§ WHAT TO PRODUCE: Show each line that has the string "уполномоченный" in it.

Stored data:
= = = = = = =

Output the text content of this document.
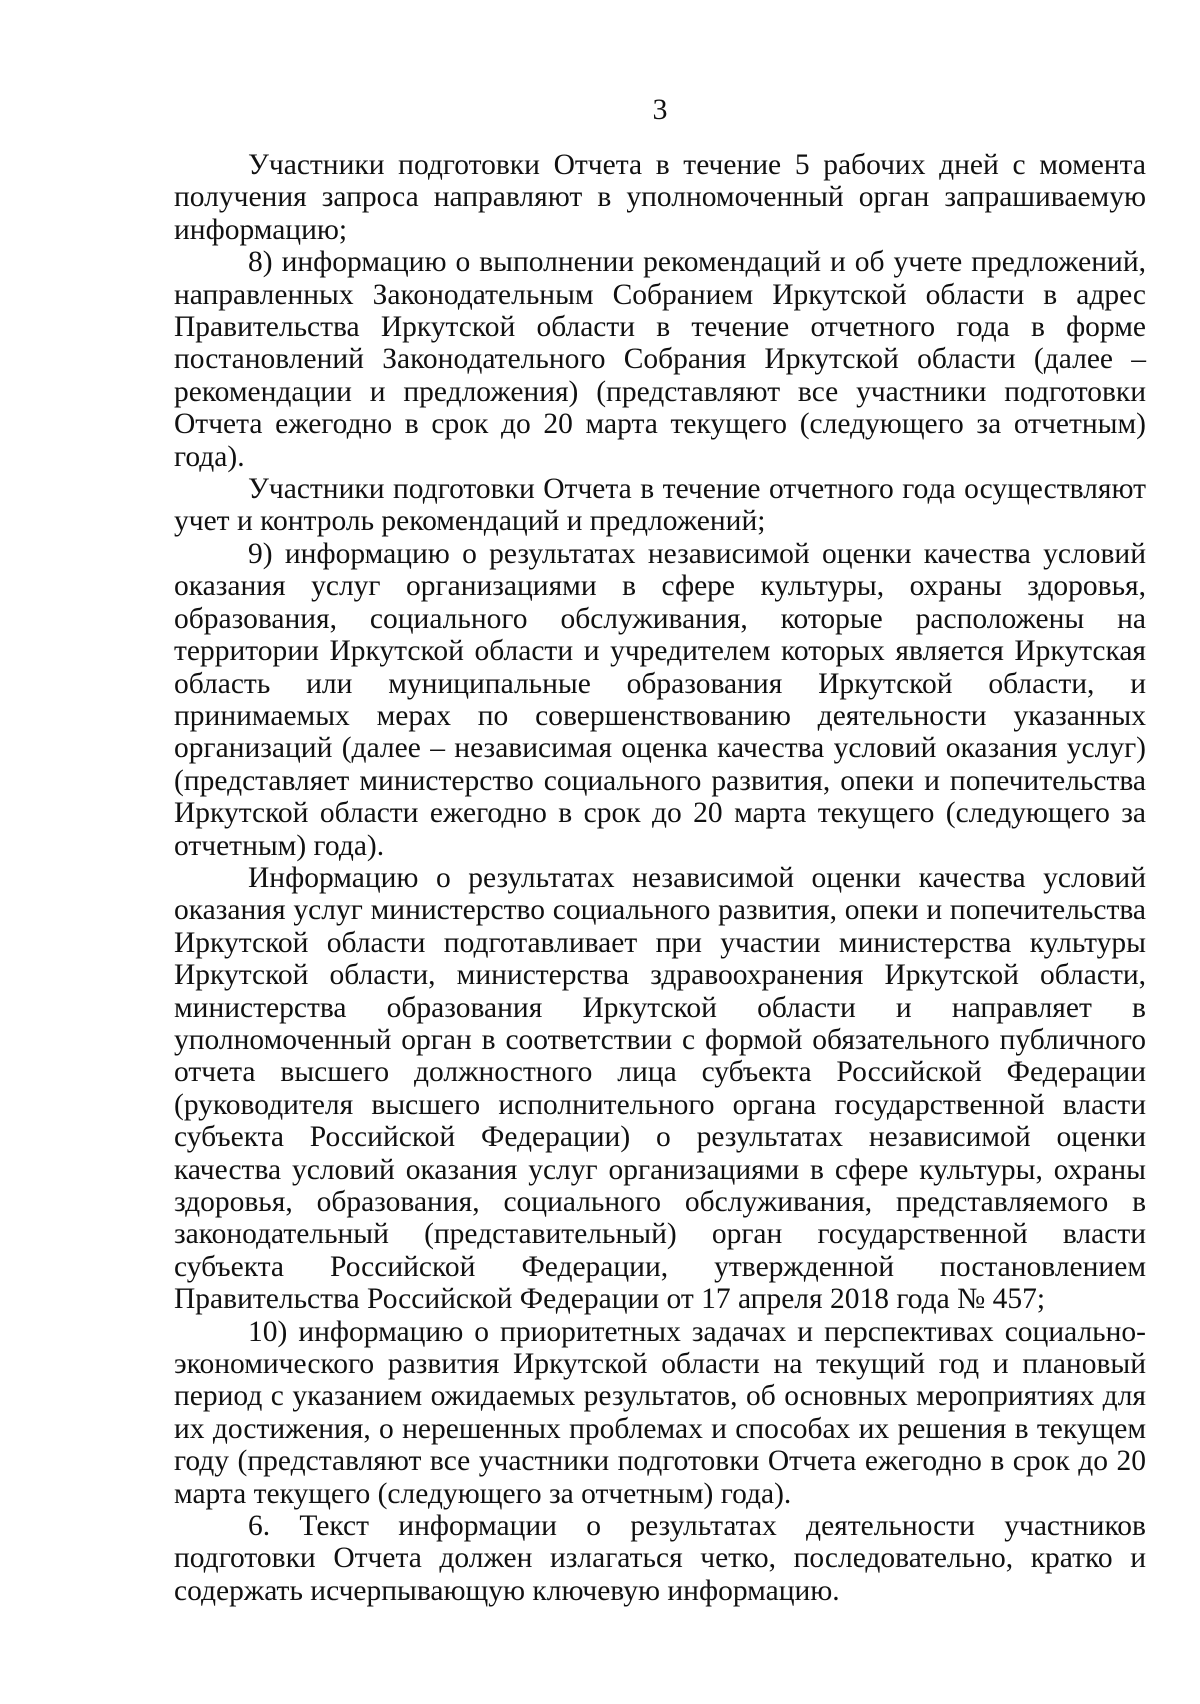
3

Участники подготовки Отчета в течение 5 рабочих дней с момента получения запроса направляют в уполномоченный орган запрашиваемую информацию;

8) информацию о выполнении рекомендаций и об учете предложений, направленных Законодательным Собранием Иркутской области в адрес Правительства Иркутской области в течение отчетного года в форме постановлений Законодательного Собрания Иркутской области (далее – рекомендации и предложения) (представляют все участники подготовки Отчета ежегодно в срок до 20 марта текущего (следующего за отчетным) года).

Участники подготовки Отчета в течение отчетного года осуществляют учет и контроль рекомендаций и предложений;

9) информацию о результатах независимой оценки качества условий оказания услуг организациями в сфере культуры, охраны здоровья, образования, социального обслуживания, которые расположены на территории Иркутской области и учредителем которых является Иркутская область или муниципальные образования Иркутской области, и принимаемых мерах по совершенствованию деятельности указанных организаций (далее – независимая оценка качества условий оказания услуг) (представляет министерство социального развития, опеки и попечительства Иркутской области ежегодно в срок до 20 марта текущего (следующего за отчетным) года).

Информацию о результатах независимой оценки качества условий оказания услуг министерство социального развития, опеки и попечительства Иркутской области подготавливает при участии министерства культуры Иркутской области, министерства здравоохранения Иркутской области, министерства образования Иркутской области и направляет в уполномоченный орган в соответствии с формой обязательного публичного отчета высшего должностного лица субъекта Российской Федерации (руководителя высшего исполнительного органа государственной власти субъекта Российской Федерации) о результатах независимой оценки качества условий оказания услуг организациями в сфере культуры, охраны здоровья, образования, социального обслуживания, представляемого в законодательный (представительный) орган государственной власти субъекта Российской Федерации, утвержденной постановлением Правительства Российской Федерации от 17 апреля 2018 года № 457;

10) информацию о приоритетных задачах и перспективах социально-экономического развития Иркутской области на текущий год и плановый период с указанием ожидаемых результатов, об основных мероприятиях для их достижения, о нерешенных проблемах и способах их решения в текущем году (представляют все участники подготовки Отчета ежегодно в срок до 20 марта текущего (следующего за отчетным) года).

6. Текст информации о результатах деятельности участников подготовки Отчета должен излагаться четко, последовательно, кратко и содержать исчерпывающую ключевую информацию.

= = = = = = =

§ ANSWER BELOW:
Участники подготовки Отчета в течение 5 рабочих дней с момента получения запроса направляют в уполномоченный орган запрашиваемую информацию;
Информацию о результатах независимой оценки качества условий оказания услуг министерство социального развития, опеки и попечительства Иркутской области подготавливает при участии министерства культуры Иркутской области, министерства здравоохранения Иркутской области, министерства образования Иркутской области и направляет в уполномоченный орган в соответствии с формой обязательного публичного отчета высшего должностного лица субъекта Российской Федерации (руководителя высшего исполнительного органа государственной власти субъекта Российской Федерации) о результатах независимой оценки качества условий оказания услуг организациями в сфере культуры, охраны здоровья, образования, социального обслуживания, представляемого в законодательный (представительный) орган государственной власти субъекта Российской Федерации, утвержденной постановлением Правительства Российской Федерации от 17 апреля 2018 года № 457;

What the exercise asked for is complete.